■ Objective
Reproduce, unchanged, the lines that run from the first line of the records through the line containing "bar-data-label: 16513 (528, 211, 573, 227)", with both of those lines included. Output nothing else.

[Dataset records]
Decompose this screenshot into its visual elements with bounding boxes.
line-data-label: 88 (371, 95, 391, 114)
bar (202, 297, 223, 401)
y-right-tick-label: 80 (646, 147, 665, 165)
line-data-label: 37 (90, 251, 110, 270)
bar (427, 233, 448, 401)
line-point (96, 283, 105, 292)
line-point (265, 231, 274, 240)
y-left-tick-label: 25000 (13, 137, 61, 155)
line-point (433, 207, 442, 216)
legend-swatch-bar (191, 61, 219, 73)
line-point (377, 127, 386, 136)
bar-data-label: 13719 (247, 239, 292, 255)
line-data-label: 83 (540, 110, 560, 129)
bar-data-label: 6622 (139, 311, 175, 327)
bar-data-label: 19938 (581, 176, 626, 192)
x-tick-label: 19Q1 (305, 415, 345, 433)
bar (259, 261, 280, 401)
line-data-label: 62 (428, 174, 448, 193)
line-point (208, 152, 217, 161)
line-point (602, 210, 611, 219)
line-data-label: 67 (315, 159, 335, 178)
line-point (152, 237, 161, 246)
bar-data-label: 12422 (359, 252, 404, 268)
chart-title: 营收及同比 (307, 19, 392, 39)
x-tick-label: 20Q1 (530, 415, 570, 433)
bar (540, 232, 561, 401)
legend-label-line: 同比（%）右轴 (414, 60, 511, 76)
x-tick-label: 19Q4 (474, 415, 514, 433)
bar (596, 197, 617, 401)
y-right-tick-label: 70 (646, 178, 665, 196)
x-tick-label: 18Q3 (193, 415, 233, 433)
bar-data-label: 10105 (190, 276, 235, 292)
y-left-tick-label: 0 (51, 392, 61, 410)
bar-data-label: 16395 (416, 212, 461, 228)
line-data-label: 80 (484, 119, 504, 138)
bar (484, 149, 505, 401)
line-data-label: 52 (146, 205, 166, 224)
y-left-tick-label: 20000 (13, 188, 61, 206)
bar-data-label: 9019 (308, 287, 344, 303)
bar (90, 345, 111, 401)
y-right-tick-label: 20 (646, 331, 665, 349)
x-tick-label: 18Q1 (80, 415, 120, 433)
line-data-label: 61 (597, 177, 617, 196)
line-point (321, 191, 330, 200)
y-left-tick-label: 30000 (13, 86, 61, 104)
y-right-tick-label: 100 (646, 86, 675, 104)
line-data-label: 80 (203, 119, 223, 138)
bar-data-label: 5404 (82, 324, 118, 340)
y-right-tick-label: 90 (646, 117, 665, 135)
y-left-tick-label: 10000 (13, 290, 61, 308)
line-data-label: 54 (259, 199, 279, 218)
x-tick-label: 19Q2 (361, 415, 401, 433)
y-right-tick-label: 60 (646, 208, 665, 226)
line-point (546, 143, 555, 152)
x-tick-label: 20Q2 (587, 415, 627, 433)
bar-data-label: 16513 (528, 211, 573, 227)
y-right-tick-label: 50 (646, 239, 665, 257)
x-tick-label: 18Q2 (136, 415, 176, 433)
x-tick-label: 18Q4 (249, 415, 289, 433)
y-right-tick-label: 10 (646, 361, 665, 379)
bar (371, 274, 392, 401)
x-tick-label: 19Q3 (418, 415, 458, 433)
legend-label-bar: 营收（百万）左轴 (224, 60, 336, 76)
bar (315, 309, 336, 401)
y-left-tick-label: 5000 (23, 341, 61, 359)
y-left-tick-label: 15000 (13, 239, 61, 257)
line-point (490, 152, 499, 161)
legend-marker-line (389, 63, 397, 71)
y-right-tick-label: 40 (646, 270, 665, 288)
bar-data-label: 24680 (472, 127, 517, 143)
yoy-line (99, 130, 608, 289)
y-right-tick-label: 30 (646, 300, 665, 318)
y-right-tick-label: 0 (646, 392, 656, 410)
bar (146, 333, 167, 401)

■ Expected output
Decompose this screenshot into its visual elements with bounding boxes.
line-data-label: 88 (371, 95, 391, 114)
bar (202, 297, 223, 401)
y-right-tick-label: 80 (646, 147, 665, 165)
line-data-label: 37 (90, 251, 110, 270)
bar (427, 233, 448, 401)
line-point (96, 283, 105, 292)
line-point (265, 231, 274, 240)
y-left-tick-label: 25000 (13, 137, 61, 155)
line-point (433, 207, 442, 216)
legend-swatch-bar (191, 61, 219, 73)
line-point (377, 127, 386, 136)
bar-data-label: 13719 (247, 239, 292, 255)
line-data-label: 83 (540, 110, 560, 129)
bar-data-label: 6622 (139, 311, 175, 327)
bar-data-label: 19938 (581, 176, 626, 192)
x-tick-label: 19Q1 (305, 415, 345, 433)
bar (259, 261, 280, 401)
line-data-label: 62 (428, 174, 448, 193)
line-point (208, 152, 217, 161)
line-point (602, 210, 611, 219)
line-data-label: 67 (315, 159, 335, 178)
line-point (152, 237, 161, 246)
bar-data-label: 12422 (359, 252, 404, 268)
chart-title: 营收及同比 (307, 19, 392, 39)
x-tick-label: 20Q1 (530, 415, 570, 433)
bar (540, 232, 561, 401)
legend-label-line: 同比（%）右轴 (414, 60, 511, 76)
x-tick-label: 19Q4 (474, 415, 514, 433)
bar (596, 197, 617, 401)
y-right-tick-label: 70 (646, 178, 665, 196)
x-tick-label: 18Q3 (193, 415, 233, 433)
bar-data-label: 10105 (190, 276, 235, 292)
y-left-tick-label: 0 (51, 392, 61, 410)
bar-data-label: 16395 (416, 212, 461, 228)
line-data-label: 80 (484, 119, 504, 138)
bar (484, 149, 505, 401)
line-data-label: 52 (146, 205, 166, 224)
y-left-tick-label: 20000 (13, 188, 61, 206)
bar-data-label: 9019 (308, 287, 344, 303)
bar (90, 345, 111, 401)
y-right-tick-label: 20 (646, 331, 665, 349)
x-tick-label: 18Q1 (80, 415, 120, 433)
line-data-label: 61 (597, 177, 617, 196)
line-point (321, 191, 330, 200)
y-left-tick-label: 30000 (13, 86, 61, 104)
y-right-tick-label: 100 (646, 86, 675, 104)
line-data-label: 80 (203, 119, 223, 138)
bar-data-label: 5404 (82, 324, 118, 340)
y-right-tick-label: 90 (646, 117, 665, 135)
y-left-tick-label: 10000 (13, 290, 61, 308)
line-data-label: 54 (259, 199, 279, 218)
x-tick-label: 19Q2 (361, 415, 401, 433)
y-right-tick-label: 60 (646, 208, 665, 226)
line-point (546, 143, 555, 152)
x-tick-label: 20Q2 (587, 415, 627, 433)
bar-data-label: 16513 (528, 211, 573, 227)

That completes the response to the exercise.